>> Begin TASK INPUT

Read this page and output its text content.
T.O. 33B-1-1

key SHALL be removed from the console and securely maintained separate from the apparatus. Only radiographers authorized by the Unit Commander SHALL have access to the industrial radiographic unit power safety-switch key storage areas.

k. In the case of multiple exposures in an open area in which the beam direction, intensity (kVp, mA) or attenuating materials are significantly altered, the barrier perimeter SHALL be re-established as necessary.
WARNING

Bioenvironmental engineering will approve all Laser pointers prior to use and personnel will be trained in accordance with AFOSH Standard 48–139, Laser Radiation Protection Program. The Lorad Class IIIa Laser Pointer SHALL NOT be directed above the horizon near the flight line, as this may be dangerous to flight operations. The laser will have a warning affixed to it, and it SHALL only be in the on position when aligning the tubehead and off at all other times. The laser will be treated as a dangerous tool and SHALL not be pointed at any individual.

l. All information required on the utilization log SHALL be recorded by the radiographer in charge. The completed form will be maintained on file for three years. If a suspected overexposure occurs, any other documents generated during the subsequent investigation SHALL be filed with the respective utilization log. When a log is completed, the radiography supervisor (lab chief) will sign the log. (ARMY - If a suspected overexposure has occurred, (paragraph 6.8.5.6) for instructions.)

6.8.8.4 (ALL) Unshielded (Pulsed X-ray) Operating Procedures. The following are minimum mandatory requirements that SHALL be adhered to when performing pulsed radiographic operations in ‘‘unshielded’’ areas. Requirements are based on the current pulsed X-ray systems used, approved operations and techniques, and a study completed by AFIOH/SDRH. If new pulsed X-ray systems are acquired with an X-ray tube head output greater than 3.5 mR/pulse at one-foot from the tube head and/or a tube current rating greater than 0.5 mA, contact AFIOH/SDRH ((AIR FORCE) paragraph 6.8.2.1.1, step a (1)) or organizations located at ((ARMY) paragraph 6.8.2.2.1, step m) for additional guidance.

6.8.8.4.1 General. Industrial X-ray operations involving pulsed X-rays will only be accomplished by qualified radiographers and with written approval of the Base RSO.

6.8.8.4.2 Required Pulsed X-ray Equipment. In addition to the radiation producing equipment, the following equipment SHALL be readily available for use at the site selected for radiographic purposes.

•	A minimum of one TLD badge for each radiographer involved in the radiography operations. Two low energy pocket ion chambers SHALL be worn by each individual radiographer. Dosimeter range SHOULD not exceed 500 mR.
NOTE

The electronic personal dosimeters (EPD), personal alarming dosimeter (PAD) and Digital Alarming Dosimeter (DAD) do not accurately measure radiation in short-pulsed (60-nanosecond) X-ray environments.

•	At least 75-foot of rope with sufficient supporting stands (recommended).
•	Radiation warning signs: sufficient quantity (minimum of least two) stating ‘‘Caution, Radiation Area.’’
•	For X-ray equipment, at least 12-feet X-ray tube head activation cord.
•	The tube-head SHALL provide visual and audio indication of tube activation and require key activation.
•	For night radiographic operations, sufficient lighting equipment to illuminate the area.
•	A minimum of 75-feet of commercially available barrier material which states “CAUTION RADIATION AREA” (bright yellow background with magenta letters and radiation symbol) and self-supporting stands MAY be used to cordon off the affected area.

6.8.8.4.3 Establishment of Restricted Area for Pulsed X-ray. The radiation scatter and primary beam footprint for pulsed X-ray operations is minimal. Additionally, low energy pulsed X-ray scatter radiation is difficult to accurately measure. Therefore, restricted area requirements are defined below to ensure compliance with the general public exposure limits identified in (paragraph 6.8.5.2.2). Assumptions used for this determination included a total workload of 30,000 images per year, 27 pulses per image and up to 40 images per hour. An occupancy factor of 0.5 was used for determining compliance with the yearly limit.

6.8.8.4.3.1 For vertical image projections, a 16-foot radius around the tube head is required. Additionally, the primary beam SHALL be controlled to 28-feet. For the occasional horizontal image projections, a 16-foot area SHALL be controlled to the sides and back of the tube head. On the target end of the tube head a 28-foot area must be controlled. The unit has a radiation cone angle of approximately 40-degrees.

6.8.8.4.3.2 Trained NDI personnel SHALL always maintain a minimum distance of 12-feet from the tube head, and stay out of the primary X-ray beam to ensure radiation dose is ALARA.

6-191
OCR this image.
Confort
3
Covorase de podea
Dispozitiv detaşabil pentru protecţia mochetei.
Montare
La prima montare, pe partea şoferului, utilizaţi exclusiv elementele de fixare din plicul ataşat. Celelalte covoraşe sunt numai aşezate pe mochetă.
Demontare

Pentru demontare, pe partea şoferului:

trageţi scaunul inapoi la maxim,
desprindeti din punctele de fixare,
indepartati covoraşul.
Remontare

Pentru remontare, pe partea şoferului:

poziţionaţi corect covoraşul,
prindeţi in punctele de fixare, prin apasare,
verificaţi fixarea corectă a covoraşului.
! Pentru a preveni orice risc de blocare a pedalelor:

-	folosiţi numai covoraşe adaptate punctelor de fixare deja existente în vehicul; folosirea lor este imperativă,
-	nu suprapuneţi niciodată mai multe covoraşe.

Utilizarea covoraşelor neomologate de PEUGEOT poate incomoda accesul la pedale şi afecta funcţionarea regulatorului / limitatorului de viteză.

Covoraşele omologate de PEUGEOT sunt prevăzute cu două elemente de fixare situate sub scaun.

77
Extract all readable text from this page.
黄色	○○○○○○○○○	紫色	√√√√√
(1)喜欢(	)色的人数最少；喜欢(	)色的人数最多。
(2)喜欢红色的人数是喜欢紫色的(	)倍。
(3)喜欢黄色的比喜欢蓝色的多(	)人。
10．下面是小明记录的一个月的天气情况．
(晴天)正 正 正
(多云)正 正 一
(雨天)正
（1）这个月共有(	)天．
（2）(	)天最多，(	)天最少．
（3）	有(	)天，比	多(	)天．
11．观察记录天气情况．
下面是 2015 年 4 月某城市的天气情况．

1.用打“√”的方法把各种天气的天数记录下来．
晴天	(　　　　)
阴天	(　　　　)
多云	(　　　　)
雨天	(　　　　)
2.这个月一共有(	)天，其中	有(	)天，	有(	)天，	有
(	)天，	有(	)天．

>> End TASK INPUT

WHAT IS ASKED
Using the records above, pull out each line where the word "sufficient" occurs.

IN RESPONSE
•	At least 75-foot of rope with sufficient supporting stands (recommended).
•	Radiation warning signs: sufficient quantity (minimum of least two) stating ‘‘Caution, Radiation Area.’’
•	For night radiographic operations, sufficient lighting equipment to illuminate the area.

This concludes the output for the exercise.